(Stored data)
___
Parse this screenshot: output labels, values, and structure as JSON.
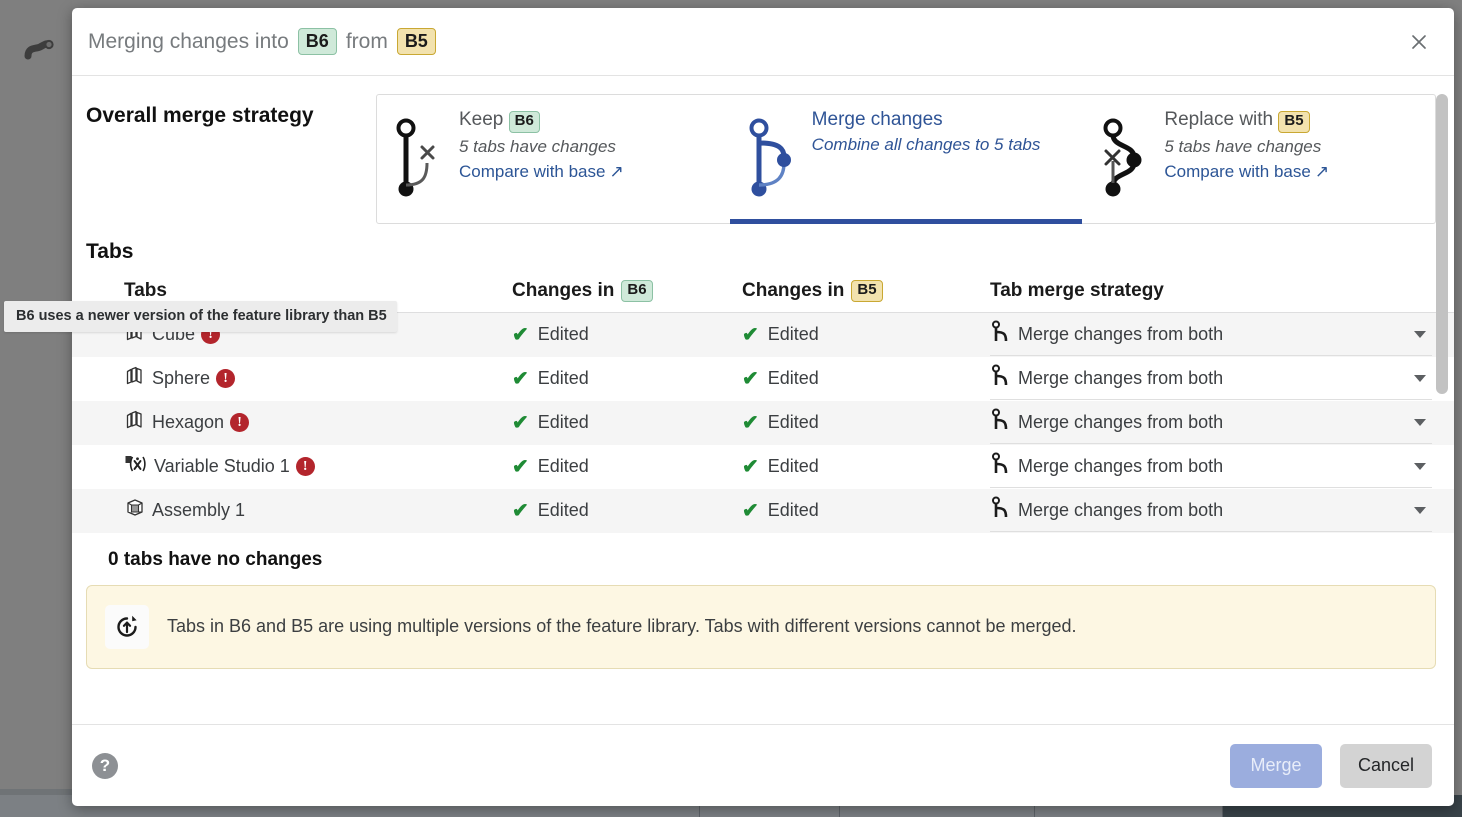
{
  "header": {
    "title_prefix": "Merging changes into",
    "target_branch": "B6",
    "title_mid": "from",
    "source_branch": "B5",
    "close_icon": "close-icon"
  },
  "strategy": {
    "section_label": "Overall merge strategy",
    "options": [
      {
        "id": "keep",
        "title_prefix": "Keep",
        "chip": "B6",
        "chip_color": "green",
        "subtitle": "5 tabs have changes",
        "link": "Compare with base",
        "link_icon": "↗",
        "selected": false
      },
      {
        "id": "merge",
        "title_prefix": "Merge changes",
        "chip": "",
        "chip_color": "none",
        "subtitle": "Combine all changes to 5 tabs",
        "link": "",
        "link_icon": "",
        "selected": true
      },
      {
        "id": "replace",
        "title_prefix": "Replace with",
        "chip": "B5",
        "chip_color": "gold",
        "subtitle": "5 tabs have changes",
        "link": "Compare with base",
        "link_icon": "↗",
        "selected": false
      }
    ]
  },
  "tabs_section": {
    "heading": "Tabs",
    "columns": {
      "name": "Tabs",
      "changes_a_prefix": "Changes in",
      "changes_a_chip": "B6",
      "changes_b_prefix": "Changes in",
      "changes_b_chip": "B5",
      "strategy": "Tab merge strategy"
    },
    "rows": [
      {
        "icon": "part-studio-icon",
        "name": "Cube",
        "has_warning": true,
        "warning_glyph": "!",
        "changes_a": "Edited",
        "changes_b": "Edited",
        "merge_strategy": "Merge changes from both"
      },
      {
        "icon": "part-studio-icon",
        "name": "Sphere",
        "has_warning": true,
        "warning_glyph": "!",
        "changes_a": "Edited",
        "changes_b": "Edited",
        "merge_strategy": "Merge changes from both"
      },
      {
        "icon": "part-studio-icon",
        "name": "Hexagon",
        "has_warning": true,
        "warning_glyph": "!",
        "changes_a": "Edited",
        "changes_b": "Edited",
        "merge_strategy": "Merge changes from both"
      },
      {
        "icon": "variable-studio-icon",
        "name": "Variable Studio 1",
        "has_warning": true,
        "warning_glyph": "!",
        "changes_a": "Edited",
        "changes_b": "Edited",
        "merge_strategy": "Merge changes from both"
      },
      {
        "icon": "assembly-icon",
        "name": "Assembly 1",
        "has_warning": false,
        "warning_glyph": "",
        "changes_a": "Edited",
        "changes_b": "Edited",
        "merge_strategy": "Merge changes from both"
      }
    ],
    "no_changes_line": "0 tabs have no changes"
  },
  "notice": {
    "icon": "update-version-icon",
    "text": "Tabs in B6 and B5 are using multiple versions of the feature library. Tabs with different versions cannot be merged."
  },
  "tooltip": {
    "text": "B6 uses a newer version of the feature library than B5"
  },
  "footer": {
    "help_label": "?",
    "merge_label": "Merge",
    "cancel_label": "Cancel"
  },
  "colors": {
    "accent_blue": "#2f5496",
    "selected_underline": "#2f4f9e",
    "branch_green": "#cfe9d9",
    "branch_gold": "#f2e2ae",
    "warning_red": "#b3252c",
    "check_green": "#1f8b35",
    "notice_bg": "#fdf7e3",
    "merge_button": "#9badde",
    "cancel_button": "#d3d3d3"
  }
}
___
Write the entries above out again exactly, but not the pictures.

Parse this screenshot: output labels, values, and structure as JSON.
{
  "header": {
    "title_prefix": "Merging changes into",
    "target_branch": "B6",
    "title_mid": "from",
    "source_branch": "B5",
    "close_icon": "close-icon"
  },
  "strategy": {
    "section_label": "Overall merge strategy",
    "options": [
      {
        "id": "keep",
        "title_prefix": "Keep",
        "chip": "B6",
        "chip_color": "green",
        "subtitle": "5 tabs have changes",
        "link": "Compare with base",
        "link_icon": "↗",
        "selected": false
      },
      {
        "id": "merge",
        "title_prefix": "Merge changes",
        "chip": "",
        "chip_color": "none",
        "subtitle": "Combine all changes to 5 tabs",
        "link": "",
        "link_icon": "",
        "selected": true
      },
      {
        "id": "replace",
        "title_prefix": "Replace with",
        "chip": "B5",
        "chip_color": "gold",
        "subtitle": "5 tabs have changes",
        "link": "Compare with base",
        "link_icon": "↗",
        "selected": false
      }
    ]
  },
  "tabs_section": {
    "heading": "Tabs",
    "columns": {
      "name": "Tabs",
      "changes_a_prefix": "Changes in",
      "changes_a_chip": "B6",
      "changes_b_prefix": "Changes in",
      "changes_b_chip": "B5",
      "strategy": "Tab merge strategy"
    },
    "rows": [
      {
        "icon": "part-studio-icon",
        "name": "Cube",
        "has_warning": true,
        "warning_glyph": "!",
        "changes_a": "Edited",
        "changes_b": "Edited",
        "merge_strategy": "Merge changes from both"
      },
      {
        "icon": "part-studio-icon",
        "name": "Sphere",
        "has_warning": true,
        "warning_glyph": "!",
        "changes_a": "Edited",
        "changes_b": "Edited",
        "merge_strategy": "Merge changes from both"
      },
      {
        "icon": "part-studio-icon",
        "name": "Hexagon",
        "has_warning": true,
        "warning_glyph": "!",
        "changes_a": "Edited",
        "changes_b": "Edited",
        "merge_strategy": "Merge changes from both"
      },
      {
        "icon": "variable-studio-icon",
        "name": "Variable Studio 1",
        "has_warning": true,
        "warning_glyph": "!",
        "changes_a": "Edited",
        "changes_b": "Edited",
        "merge_strategy": "Merge changes from both"
      },
      {
        "icon": "assembly-icon",
        "name": "Assembly 1",
        "has_warning": false,
        "warning_glyph": "",
        "changes_a": "Edited",
        "changes_b": "Edited",
        "merge_strategy": "Merge changes from both"
      }
    ],
    "no_changes_line": "0 tabs have no changes"
  },
  "notice": {
    "icon": "update-version-icon",
    "text": "Tabs in B6 and B5 are using multiple versions of the feature library. Tabs with different versions cannot be merged."
  },
  "tooltip": {
    "text": "B6 uses a newer version of the feature library than B5"
  },
  "footer": {
    "help_label": "?",
    "merge_label": "Merge",
    "cancel_label": "Cancel"
  },
  "colors": {
    "accent_blue": "#2f5496",
    "selected_underline": "#2f4f9e",
    "branch_green": "#cfe9d9",
    "branch_gold": "#f2e2ae",
    "warning_red": "#b3252c",
    "check_green": "#1f8b35",
    "notice_bg": "#fdf7e3",
    "merge_button": "#9badde",
    "cancel_button": "#d3d3d3"
  }
}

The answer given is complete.